## Task statement
Lines that hold the word "document" should be located and copied.

## Records for this task
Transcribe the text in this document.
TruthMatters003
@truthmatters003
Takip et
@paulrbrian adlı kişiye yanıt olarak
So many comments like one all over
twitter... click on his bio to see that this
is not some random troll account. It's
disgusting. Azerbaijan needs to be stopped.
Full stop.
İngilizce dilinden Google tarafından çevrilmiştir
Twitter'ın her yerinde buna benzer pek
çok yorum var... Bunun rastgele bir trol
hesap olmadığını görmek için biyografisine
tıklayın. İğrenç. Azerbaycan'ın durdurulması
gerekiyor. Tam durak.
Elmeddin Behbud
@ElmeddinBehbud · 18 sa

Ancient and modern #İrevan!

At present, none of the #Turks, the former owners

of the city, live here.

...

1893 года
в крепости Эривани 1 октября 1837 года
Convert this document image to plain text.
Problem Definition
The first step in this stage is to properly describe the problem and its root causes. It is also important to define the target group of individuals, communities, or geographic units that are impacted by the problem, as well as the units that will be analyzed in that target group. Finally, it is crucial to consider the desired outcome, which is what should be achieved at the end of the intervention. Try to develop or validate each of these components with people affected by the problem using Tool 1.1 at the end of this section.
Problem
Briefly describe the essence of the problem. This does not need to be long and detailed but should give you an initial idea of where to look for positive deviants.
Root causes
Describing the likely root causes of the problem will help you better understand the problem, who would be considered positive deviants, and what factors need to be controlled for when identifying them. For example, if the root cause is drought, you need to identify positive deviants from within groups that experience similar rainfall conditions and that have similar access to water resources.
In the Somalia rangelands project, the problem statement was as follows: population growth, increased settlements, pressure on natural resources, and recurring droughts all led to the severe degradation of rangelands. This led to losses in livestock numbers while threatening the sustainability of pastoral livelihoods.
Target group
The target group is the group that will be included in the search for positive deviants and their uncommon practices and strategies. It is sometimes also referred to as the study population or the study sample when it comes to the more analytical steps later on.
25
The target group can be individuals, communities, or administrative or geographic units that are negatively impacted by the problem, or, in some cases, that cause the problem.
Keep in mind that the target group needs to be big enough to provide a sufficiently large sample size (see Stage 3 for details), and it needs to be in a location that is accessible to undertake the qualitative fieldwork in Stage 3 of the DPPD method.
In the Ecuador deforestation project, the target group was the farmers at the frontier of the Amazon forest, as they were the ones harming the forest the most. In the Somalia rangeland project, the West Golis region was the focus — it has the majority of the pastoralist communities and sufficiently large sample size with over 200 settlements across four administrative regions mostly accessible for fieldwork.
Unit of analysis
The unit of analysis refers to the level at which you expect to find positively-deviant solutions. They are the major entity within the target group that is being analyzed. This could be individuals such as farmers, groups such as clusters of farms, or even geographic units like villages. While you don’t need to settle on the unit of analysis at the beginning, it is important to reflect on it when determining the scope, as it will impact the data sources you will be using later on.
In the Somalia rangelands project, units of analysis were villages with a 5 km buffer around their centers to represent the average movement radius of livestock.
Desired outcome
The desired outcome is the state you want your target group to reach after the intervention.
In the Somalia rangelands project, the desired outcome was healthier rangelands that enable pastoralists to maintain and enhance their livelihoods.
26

## Written answer
Transcribe the text in this document.
Convert this document image to plain text.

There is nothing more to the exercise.